▶ _The exercise_:
Determine the number of lines where "Adapted" occurs and reply with that number by itself.

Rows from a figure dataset
^^^^^^^^^^^^^^^^

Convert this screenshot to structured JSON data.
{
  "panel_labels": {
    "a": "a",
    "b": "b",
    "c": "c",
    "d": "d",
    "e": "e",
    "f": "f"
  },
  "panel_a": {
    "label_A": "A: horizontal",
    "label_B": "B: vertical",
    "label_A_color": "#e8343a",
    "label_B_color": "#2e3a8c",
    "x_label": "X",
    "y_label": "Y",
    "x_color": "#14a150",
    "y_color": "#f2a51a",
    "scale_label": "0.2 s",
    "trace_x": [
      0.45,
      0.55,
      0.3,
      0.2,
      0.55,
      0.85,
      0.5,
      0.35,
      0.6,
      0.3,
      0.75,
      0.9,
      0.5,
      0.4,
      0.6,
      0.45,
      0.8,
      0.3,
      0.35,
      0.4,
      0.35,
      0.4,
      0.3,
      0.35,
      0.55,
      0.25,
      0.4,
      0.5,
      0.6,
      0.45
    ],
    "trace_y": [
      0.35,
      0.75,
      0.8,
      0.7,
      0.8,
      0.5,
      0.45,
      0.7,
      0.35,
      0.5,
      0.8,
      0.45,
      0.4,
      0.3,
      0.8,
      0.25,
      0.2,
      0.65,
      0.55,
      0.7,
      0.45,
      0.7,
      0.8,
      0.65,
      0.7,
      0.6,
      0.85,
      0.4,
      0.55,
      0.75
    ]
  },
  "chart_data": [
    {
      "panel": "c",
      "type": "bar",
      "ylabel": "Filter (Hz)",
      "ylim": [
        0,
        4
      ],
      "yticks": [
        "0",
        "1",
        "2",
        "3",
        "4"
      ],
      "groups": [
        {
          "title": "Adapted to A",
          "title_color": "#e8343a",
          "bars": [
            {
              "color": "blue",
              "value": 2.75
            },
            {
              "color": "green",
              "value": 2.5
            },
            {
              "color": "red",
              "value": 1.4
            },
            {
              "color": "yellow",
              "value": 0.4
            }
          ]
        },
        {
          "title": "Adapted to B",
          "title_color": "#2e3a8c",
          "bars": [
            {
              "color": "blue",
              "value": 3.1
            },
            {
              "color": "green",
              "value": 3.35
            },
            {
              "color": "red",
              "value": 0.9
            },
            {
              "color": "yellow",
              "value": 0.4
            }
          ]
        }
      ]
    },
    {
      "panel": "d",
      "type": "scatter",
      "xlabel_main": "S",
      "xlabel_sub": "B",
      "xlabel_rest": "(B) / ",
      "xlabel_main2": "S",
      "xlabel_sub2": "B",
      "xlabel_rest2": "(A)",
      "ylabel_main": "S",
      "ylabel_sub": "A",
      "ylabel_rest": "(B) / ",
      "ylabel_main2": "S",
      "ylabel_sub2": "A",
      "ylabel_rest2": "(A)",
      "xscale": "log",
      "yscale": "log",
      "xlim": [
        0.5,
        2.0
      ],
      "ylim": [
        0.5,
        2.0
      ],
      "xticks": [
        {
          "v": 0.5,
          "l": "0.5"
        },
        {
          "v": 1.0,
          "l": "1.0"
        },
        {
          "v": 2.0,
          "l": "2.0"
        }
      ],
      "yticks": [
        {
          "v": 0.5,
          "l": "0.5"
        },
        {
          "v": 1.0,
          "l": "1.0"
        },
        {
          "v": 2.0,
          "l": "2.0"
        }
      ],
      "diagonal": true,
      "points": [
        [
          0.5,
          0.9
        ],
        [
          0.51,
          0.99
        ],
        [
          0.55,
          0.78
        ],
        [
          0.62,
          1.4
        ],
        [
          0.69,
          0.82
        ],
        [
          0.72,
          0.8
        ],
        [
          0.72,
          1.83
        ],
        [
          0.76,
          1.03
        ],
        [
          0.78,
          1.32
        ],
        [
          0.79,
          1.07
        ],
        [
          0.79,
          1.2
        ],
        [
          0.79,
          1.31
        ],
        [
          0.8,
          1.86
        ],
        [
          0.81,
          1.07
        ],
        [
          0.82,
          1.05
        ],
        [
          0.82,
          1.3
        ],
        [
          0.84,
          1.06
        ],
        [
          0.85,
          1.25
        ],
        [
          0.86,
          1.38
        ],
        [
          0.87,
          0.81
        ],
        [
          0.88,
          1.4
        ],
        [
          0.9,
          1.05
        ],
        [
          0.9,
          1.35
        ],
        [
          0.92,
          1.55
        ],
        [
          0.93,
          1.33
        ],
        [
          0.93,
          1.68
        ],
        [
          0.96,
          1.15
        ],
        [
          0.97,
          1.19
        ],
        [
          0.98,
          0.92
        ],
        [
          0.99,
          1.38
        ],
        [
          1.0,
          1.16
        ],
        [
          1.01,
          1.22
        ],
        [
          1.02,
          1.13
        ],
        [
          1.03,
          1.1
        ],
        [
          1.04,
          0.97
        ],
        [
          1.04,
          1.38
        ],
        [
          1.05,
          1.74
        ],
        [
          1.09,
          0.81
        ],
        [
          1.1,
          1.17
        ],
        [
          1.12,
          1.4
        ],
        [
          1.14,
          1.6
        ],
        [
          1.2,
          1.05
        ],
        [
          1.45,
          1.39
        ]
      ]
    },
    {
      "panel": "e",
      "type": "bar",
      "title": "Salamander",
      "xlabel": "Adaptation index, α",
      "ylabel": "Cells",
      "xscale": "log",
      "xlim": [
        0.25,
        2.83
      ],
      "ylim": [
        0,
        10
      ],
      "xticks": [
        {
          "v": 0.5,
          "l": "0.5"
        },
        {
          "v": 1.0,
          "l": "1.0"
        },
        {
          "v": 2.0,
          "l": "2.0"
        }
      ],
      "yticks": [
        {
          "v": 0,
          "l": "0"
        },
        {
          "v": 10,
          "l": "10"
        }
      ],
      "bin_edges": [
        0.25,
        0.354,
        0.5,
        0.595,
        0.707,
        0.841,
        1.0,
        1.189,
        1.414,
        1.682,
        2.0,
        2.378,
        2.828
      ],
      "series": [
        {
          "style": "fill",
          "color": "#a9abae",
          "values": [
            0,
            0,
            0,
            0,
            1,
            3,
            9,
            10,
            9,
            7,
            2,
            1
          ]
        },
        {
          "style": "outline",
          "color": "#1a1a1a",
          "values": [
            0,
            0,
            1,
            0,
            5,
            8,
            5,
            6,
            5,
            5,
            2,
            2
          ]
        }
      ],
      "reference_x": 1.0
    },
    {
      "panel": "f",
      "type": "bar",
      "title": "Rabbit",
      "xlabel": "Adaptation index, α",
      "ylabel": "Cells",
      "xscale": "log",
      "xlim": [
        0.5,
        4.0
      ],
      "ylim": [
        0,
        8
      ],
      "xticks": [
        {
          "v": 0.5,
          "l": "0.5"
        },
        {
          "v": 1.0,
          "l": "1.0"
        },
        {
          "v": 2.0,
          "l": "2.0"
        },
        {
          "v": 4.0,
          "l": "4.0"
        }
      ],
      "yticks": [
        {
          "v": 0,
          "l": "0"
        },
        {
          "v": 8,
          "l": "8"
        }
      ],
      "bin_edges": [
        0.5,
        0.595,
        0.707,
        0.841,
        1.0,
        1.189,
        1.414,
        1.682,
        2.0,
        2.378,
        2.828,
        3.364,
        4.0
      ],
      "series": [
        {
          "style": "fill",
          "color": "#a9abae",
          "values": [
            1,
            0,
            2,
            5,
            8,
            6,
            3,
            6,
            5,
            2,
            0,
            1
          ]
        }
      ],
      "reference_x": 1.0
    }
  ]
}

^^^^^^^^^^^^^^^^

▶ _Response to this task_:
2